**BRIEF:** Repeat word for word the material from its first line through the line with "senamhi-logo: Senamhi: [544, 27, 619, 54]", including that line.

**EXERCISE MATERIALS:**

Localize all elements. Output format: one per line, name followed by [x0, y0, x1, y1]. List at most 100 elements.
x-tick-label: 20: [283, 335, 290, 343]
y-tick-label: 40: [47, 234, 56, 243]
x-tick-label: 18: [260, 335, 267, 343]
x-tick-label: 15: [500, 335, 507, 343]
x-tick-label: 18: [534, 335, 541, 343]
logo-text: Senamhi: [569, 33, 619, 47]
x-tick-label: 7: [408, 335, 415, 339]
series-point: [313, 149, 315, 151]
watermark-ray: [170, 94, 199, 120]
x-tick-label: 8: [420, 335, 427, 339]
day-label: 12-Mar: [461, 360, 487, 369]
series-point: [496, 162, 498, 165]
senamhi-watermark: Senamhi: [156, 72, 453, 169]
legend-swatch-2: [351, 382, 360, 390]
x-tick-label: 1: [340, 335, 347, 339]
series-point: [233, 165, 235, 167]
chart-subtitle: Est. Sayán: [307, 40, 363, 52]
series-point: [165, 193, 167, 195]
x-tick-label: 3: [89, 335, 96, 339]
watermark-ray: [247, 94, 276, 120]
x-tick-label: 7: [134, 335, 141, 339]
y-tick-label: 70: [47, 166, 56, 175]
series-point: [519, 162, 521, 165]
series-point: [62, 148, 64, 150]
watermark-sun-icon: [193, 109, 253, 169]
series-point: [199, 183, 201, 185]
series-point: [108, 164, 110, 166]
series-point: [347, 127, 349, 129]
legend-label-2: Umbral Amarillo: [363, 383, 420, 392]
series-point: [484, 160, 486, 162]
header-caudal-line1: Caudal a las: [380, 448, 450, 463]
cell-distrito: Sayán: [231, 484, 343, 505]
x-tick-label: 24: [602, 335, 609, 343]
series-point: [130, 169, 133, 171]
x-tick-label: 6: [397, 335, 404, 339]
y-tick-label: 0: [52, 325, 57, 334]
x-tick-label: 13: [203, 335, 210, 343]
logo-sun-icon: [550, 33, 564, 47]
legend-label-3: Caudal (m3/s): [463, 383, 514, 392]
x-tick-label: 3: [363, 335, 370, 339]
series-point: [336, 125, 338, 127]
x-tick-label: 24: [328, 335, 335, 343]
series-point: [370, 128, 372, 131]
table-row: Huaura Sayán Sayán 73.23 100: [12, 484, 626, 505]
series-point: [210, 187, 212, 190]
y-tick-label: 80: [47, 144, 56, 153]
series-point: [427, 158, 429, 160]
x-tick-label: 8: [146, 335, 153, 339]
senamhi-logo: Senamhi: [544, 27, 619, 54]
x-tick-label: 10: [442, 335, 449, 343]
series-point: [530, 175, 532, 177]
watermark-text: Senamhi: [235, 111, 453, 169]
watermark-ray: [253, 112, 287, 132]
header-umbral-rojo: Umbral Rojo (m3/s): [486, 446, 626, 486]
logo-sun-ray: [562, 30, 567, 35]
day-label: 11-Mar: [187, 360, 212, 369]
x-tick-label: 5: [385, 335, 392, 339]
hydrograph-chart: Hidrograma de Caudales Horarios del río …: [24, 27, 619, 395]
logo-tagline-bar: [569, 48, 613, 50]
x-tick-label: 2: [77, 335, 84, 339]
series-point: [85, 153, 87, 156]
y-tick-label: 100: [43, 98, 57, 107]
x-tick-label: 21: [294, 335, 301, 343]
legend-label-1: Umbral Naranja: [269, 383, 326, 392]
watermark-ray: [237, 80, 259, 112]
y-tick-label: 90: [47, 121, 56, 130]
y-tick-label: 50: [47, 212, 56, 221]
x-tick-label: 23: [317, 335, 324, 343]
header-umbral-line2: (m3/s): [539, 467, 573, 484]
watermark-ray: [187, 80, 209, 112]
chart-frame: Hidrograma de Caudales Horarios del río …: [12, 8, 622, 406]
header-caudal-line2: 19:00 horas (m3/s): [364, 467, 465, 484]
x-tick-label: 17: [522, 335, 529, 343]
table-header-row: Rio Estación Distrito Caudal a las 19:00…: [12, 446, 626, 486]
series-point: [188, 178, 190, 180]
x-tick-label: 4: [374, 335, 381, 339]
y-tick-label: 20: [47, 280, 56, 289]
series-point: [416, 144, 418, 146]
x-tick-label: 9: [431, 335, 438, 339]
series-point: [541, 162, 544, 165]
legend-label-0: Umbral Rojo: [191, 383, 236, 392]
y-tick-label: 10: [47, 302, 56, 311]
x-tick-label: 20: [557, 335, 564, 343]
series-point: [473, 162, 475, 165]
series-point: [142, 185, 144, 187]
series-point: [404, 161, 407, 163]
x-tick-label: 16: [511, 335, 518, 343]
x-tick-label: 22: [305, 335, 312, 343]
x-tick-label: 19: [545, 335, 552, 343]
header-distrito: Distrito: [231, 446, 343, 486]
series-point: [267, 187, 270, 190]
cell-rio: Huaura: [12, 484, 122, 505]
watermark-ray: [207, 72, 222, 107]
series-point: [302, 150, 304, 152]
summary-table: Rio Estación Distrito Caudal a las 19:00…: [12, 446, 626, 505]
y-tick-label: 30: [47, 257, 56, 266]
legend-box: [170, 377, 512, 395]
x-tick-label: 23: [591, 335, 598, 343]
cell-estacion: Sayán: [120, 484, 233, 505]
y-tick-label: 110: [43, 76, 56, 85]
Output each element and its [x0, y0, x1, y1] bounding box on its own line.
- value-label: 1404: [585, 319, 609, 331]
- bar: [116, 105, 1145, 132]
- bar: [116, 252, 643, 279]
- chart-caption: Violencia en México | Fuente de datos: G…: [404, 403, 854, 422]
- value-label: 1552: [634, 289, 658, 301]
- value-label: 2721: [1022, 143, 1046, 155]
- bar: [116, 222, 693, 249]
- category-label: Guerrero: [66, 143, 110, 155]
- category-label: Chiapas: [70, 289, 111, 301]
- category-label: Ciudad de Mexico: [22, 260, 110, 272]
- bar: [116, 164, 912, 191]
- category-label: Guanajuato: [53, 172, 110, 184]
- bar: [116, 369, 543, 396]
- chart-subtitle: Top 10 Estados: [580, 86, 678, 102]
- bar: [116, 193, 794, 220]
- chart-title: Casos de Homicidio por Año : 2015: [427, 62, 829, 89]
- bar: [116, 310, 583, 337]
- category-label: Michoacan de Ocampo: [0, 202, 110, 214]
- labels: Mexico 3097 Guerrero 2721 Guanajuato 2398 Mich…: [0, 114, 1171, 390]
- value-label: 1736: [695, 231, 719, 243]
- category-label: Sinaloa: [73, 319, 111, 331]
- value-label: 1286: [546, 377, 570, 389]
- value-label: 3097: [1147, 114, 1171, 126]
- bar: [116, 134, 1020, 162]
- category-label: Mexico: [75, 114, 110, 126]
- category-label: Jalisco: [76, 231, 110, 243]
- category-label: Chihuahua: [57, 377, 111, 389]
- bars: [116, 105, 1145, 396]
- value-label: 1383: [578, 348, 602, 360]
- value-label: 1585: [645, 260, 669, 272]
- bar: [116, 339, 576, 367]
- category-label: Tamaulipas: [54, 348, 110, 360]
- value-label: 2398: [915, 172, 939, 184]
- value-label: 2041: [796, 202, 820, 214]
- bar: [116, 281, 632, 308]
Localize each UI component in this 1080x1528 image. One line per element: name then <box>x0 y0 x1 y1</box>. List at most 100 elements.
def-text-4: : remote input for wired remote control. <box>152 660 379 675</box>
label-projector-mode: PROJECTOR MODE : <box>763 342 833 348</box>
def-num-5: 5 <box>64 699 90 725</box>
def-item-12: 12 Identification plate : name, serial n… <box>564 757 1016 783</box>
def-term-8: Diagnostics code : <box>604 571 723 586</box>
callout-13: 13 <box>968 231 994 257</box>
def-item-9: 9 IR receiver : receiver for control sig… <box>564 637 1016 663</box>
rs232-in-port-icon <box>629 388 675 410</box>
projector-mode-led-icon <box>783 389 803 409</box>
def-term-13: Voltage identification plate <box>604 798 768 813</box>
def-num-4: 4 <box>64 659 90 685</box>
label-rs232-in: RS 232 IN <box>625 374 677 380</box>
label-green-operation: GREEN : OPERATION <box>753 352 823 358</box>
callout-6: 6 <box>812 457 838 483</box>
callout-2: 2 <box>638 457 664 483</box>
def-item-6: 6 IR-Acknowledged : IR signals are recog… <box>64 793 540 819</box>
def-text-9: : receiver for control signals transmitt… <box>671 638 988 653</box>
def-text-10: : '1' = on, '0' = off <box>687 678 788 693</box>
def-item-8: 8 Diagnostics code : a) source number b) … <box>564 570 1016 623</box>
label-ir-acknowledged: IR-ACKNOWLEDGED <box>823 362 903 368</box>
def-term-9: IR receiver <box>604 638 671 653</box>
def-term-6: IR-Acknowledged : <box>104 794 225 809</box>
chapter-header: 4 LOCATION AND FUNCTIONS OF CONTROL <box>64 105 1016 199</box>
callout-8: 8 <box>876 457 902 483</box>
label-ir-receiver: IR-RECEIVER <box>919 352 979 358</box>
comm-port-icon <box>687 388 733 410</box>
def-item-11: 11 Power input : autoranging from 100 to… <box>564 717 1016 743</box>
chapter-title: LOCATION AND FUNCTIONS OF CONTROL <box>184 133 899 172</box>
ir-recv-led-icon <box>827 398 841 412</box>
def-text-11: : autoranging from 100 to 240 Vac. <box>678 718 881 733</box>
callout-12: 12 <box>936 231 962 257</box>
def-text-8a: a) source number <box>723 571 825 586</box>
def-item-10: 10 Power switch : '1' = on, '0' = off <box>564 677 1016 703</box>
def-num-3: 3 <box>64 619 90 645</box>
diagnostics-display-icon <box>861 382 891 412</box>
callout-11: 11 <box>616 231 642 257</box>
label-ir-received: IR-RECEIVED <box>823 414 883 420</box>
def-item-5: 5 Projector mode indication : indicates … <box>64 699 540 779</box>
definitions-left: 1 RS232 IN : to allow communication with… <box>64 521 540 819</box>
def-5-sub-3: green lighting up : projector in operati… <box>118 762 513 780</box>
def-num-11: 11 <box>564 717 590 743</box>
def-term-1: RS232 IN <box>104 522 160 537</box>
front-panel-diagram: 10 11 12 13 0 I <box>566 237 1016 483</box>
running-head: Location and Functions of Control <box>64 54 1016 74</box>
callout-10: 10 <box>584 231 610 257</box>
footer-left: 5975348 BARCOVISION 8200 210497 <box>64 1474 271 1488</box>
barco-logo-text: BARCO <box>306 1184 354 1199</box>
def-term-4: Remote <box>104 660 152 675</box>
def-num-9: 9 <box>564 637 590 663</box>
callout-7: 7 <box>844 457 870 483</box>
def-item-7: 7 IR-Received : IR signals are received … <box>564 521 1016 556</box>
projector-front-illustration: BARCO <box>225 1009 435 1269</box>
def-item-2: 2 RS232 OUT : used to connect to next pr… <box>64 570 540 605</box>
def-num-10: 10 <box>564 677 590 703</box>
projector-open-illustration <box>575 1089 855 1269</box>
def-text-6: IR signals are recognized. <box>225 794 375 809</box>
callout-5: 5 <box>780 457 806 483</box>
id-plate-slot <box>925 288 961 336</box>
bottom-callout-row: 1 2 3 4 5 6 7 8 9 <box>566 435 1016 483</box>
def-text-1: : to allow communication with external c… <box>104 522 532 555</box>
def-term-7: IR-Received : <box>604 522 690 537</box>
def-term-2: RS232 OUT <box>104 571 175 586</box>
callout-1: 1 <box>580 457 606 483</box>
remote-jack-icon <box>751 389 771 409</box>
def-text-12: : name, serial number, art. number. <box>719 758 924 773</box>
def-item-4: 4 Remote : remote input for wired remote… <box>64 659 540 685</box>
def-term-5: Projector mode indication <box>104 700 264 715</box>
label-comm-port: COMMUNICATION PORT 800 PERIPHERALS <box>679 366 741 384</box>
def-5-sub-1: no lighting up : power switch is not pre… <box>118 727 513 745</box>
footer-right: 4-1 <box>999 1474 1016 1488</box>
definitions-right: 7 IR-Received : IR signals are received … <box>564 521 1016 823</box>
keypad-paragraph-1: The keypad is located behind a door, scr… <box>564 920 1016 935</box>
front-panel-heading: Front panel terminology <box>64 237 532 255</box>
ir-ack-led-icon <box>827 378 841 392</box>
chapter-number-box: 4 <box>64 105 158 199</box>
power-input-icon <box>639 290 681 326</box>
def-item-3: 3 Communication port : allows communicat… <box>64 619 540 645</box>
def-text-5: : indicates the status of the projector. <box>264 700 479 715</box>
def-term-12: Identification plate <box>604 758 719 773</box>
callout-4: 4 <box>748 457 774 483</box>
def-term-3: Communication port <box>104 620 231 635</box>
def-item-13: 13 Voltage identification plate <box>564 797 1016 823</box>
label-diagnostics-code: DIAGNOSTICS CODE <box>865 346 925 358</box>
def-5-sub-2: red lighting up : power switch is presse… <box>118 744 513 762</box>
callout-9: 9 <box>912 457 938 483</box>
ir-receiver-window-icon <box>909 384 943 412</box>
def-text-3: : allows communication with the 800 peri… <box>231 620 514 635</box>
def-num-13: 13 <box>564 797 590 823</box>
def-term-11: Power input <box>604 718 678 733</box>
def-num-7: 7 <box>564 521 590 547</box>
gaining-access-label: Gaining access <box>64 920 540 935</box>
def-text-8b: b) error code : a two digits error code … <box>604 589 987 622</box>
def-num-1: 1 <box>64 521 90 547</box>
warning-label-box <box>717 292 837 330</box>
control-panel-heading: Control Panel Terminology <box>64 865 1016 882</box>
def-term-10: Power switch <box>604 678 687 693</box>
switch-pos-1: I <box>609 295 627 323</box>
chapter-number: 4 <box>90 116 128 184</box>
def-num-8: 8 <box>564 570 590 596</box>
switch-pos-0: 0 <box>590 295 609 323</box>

**OUTPUT FOR THIS EXERCISE:**
Localize all elements. Output format: one per line, name followed by [x0, y0, x1, y1]. List at most 100 elements.
x-tick-label: 20: [283, 335, 290, 343]
y-tick-label: 40: [47, 234, 56, 243]
x-tick-label: 18: [260, 335, 267, 343]
x-tick-label: 15: [500, 335, 507, 343]
x-tick-label: 18: [534, 335, 541, 343]
logo-text: Senamhi: [569, 33, 619, 47]
x-tick-label: 7: [408, 335, 415, 339]
series-point: [313, 149, 315, 151]
watermark-ray: [170, 94, 199, 120]
x-tick-label: 8: [420, 335, 427, 339]
day-label: 12-Mar: [461, 360, 487, 369]
series-point: [496, 162, 498, 165]
senamhi-watermark: Senamhi: [156, 72, 453, 169]
legend-swatch-2: [351, 382, 360, 390]
x-tick-label: 1: [340, 335, 347, 339]
series-point: [233, 165, 235, 167]
chart-subtitle: Est. Sayán: [307, 40, 363, 52]
series-point: [165, 193, 167, 195]
x-tick-label: 3: [89, 335, 96, 339]
watermark-ray: [247, 94, 276, 120]
x-tick-label: 7: [134, 335, 141, 339]
y-tick-label: 70: [47, 166, 56, 175]
series-point: [519, 162, 521, 165]
series-point: [62, 148, 64, 150]
watermark-sun-icon: [193, 109, 253, 169]
series-point: [199, 183, 201, 185]
series-point: [108, 164, 110, 166]
series-point: [347, 127, 349, 129]
legend-label-2: Umbral Amarillo: [363, 383, 420, 392]
series-point: [484, 160, 486, 162]
header-caudal-line1: Caudal a las: [380, 448, 450, 463]
cell-distrito: Sayán: [231, 484, 343, 505]
x-tick-label: 24: [602, 335, 609, 343]
series-point: [130, 169, 133, 171]
x-tick-label: 6: [397, 335, 404, 339]
y-tick-label: 0: [52, 325, 57, 334]
x-tick-label: 13: [203, 335, 210, 343]
logo-sun-icon: [550, 33, 564, 47]
legend-label-3: Caudal (m3/s): [463, 383, 514, 392]
x-tick-label: 3: [363, 335, 370, 339]
series-point: [336, 125, 338, 127]
x-tick-label: 24: [328, 335, 335, 343]
series-point: [370, 128, 372, 131]
table-row: Huaura Sayán Sayán 73.23 100: [12, 484, 626, 505]
series-point: [210, 187, 212, 190]
y-tick-label: 80: [47, 144, 56, 153]
series-point: [427, 158, 429, 160]
x-tick-label: 8: [146, 335, 153, 339]
senamhi-logo: Senamhi: [544, 27, 619, 54]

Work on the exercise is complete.